━━━ DATASET EXTRACT ━━━

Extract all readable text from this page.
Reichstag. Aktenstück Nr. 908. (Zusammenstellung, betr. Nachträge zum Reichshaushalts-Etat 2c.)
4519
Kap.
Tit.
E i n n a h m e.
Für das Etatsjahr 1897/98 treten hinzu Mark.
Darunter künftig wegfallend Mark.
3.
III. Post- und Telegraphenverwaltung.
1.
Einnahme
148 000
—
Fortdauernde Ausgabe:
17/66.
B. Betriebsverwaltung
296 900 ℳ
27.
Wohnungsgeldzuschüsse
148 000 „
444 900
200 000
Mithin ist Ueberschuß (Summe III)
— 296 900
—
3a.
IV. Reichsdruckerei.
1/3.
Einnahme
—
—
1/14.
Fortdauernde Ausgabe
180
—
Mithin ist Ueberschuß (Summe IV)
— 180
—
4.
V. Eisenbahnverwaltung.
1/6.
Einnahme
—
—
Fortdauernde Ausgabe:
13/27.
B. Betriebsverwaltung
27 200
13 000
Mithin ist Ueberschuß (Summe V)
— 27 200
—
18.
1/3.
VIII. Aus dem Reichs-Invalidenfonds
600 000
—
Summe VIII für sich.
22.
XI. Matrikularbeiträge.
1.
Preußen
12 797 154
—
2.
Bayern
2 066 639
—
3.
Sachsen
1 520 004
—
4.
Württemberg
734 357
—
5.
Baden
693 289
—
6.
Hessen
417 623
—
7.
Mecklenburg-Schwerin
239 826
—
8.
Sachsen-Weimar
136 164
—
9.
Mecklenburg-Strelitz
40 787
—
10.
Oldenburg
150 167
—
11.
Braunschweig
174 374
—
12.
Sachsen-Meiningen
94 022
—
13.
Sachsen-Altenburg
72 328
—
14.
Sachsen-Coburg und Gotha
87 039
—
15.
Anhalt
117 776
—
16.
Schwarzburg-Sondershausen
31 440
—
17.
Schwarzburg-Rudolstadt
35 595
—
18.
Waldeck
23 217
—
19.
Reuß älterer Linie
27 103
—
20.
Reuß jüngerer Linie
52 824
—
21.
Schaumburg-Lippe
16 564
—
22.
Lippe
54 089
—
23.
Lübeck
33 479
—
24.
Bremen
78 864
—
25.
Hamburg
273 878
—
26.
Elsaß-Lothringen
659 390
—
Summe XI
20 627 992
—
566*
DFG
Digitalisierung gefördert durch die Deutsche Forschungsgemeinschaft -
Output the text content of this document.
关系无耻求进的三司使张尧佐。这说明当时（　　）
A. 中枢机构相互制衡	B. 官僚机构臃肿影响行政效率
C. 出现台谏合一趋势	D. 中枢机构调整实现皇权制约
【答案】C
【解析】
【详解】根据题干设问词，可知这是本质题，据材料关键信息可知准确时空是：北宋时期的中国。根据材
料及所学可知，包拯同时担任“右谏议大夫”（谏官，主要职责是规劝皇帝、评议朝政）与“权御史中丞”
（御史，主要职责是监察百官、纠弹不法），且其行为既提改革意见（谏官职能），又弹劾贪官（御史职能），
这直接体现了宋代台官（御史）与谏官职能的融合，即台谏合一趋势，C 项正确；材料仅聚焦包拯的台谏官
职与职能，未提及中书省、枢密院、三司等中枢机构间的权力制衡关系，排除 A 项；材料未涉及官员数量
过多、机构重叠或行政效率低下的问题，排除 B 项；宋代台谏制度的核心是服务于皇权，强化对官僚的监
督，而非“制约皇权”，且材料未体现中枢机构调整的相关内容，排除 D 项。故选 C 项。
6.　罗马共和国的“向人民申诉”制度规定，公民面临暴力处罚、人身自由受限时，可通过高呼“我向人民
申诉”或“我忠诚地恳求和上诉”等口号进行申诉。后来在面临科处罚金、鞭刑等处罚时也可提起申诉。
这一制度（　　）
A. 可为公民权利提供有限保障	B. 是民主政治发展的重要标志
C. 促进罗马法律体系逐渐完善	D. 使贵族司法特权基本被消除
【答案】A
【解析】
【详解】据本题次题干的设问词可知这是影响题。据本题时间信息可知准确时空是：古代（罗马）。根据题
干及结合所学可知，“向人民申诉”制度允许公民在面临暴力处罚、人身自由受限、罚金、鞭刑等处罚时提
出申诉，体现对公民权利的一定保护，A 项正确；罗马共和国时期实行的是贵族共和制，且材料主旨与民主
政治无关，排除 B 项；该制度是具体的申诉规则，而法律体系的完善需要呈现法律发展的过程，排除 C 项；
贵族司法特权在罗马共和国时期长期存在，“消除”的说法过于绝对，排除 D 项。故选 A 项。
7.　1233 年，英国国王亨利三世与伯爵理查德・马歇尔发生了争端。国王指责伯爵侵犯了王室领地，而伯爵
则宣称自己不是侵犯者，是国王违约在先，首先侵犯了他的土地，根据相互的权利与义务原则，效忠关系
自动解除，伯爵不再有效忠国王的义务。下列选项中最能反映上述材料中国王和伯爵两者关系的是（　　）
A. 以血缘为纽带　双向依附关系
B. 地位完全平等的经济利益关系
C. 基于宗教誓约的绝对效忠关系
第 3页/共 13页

━━━

● **STATED PROBLEM**
Exactly as they are written, print the entries again.

● **EXPECTED ANSWER**
Extract all readable text from this page.
Reichstag. Aktenstück Nr. 908. (Zusammenstellung, betr. Nachträge zum Reichshaushalts-Etat 2c.)
4519
Kap.
Tit.
E i n n a h m e.
Für das Etatsjahr 1897/98 treten hinzu Mark.
Darunter künftig wegfallend Mark.
3.
III. Post- und Telegraphenverwaltung.
1.
Einnahme
148 000
—
Fortdauernde Ausgabe:
17/66.
B. Betriebsverwaltung
296 900 ℳ
27.
Wohnungsgeldzuschüsse
148 000 „
444 900
200 000
Mithin ist Ueberschuß (Summe III)
— 296 900
—
3a.
IV. Reichsdruckerei.
1/3.
Einnahme
—
—
1/14.
Fortdauernde Ausgabe
180
—
Mithin ist Ueberschuß (Summe IV)
— 180
—
4.
V. Eisenbahnverwaltung.
1/6.
Einnahme
—
—
Fortdauernde Ausgabe:
13/27.
B. Betriebsverwaltung
27 200
13 000
Mithin ist Ueberschuß (Summe V)
— 27 200
—
18.
1/3.
VIII. Aus dem Reichs-Invalidenfonds
600 000
—
Summe VIII für sich.
22.
XI. Matrikularbeiträge.
1.
Preußen
12 797 154
—
2.
Bayern
2 066 639
—
3.
Sachsen
1 520 004
—
4.
Württemberg
734 357
—
5.
Baden
693 289
—
6.
Hessen
417 623
—
7.
Mecklenburg-Schwerin
239 826
—
8.
Sachsen-Weimar
136 164
—
9.
Mecklenburg-Strelitz
40 787
—
10.
Oldenburg
150 167
—
11.
Braunschweig
174 374
—
12.
Sachsen-Meiningen
94 022
—
13.
Sachsen-Altenburg
72 328
—
14.
Sachsen-Coburg und Gotha
87 039
—
15.
Anhalt
117 776
—
16.
Schwarzburg-Sondershausen
31 440
—
17.
Schwarzburg-Rudolstadt
35 595
—
18.
Waldeck
23 217
—
19.
Reuß älterer Linie
27 103
—
20.
Reuß jüngerer Linie
52 824
—
21.
Schaumburg-Lippe
16 564
—
22.
Lippe
54 089
—
23.
Lübeck
33 479
—
24.
Bremen
78 864
—
25.
Hamburg
273 878
—
26.
Elsaß-Lothringen
659 390
—
Summe XI
20 627 992
—
566*
DFG
Digitalisierung gefördert durch die Deutsche Forschungsgemeinschaft -
Output the text content of this document.
关系无耻求进的三司使张尧佐。这说明当时（　　）
A. 中枢机构相互制衡	B. 官僚机构臃肿影响行政效率
C. 出现台谏合一趋势	D. 中枢机构调整实现皇权制约
【答案】C
【解析】
【详解】根据题干设问词，可知这是本质题，据材料关键信息可知准确时空是：北宋时期的中国。根据材
料及所学可知，包拯同时担任“右谏议大夫”（谏官，主要职责是规劝皇帝、评议朝政）与“权御史中丞”
（御史，主要职责是监察百官、纠弹不法），且其行为既提改革意见（谏官职能），又弹劾贪官（御史职能），
这直接体现了宋代台官（御史）与谏官职能的融合，即台谏合一趋势，C 项正确；材料仅聚焦包拯的台谏官
职与职能，未提及中书省、枢密院、三司等中枢机构间的权力制衡关系，排除 A 项；材料未涉及官员数量
过多、机构重叠或行政效率低下的问题，排除 B 项；宋代台谏制度的核心是服务于皇权，强化对官僚的监
督，而非“制约皇权”，且材料未体现中枢机构调整的相关内容，排除 D 项。故选 C 项。
6.　罗马共和国的“向人民申诉”制度规定，公民面临暴力处罚、人身自由受限时，可通过高呼“我向人民
申诉”或“我忠诚地恳求和上诉”等口号进行申诉。后来在面临科处罚金、鞭刑等处罚时也可提起申诉。
这一制度（　　）
A. 可为公民权利提供有限保障	B. 是民主政治发展的重要标志
C. 促进罗马法律体系逐渐完善	D. 使贵族司法特权基本被消除
【答案】A
【解析】
【详解】据本题次题干的设问词可知这是影响题。据本题时间信息可知准确时空是：古代（罗马）。根据题
干及结合所学可知，“向人民申诉”制度允许公民在面临暴力处罚、人身自由受限、罚金、鞭刑等处罚时提
出申诉，体现对公民权利的一定保护，A 项正确；罗马共和国时期实行的是贵族共和制，且材料主旨与民主
政治无关，排除 B 项；该制度是具体的申诉规则，而法律体系的完善需要呈现法律发展的过程，排除 C 项；
贵族司法特权在罗马共和国时期长期存在，“消除”的说法过于绝对，排除 D 项。故选 A 项。
7.　1233 年，英国国王亨利三世与伯爵理查德・马歇尔发生了争端。国王指责伯爵侵犯了王室领地，而伯爵
则宣称自己不是侵犯者，是国王违约在先，首先侵犯了他的土地，根据相互的权利与义务原则，效忠关系
自动解除，伯爵不再有效忠国王的义务。下列选项中最能反映上述材料中国王和伯爵两者关系的是（　　）
A. 以血缘为纽带　双向依附关系
B. 地位完全平等的经济利益关系
C. 基于宗教誓约的绝对效忠关系
第 3页/共 13页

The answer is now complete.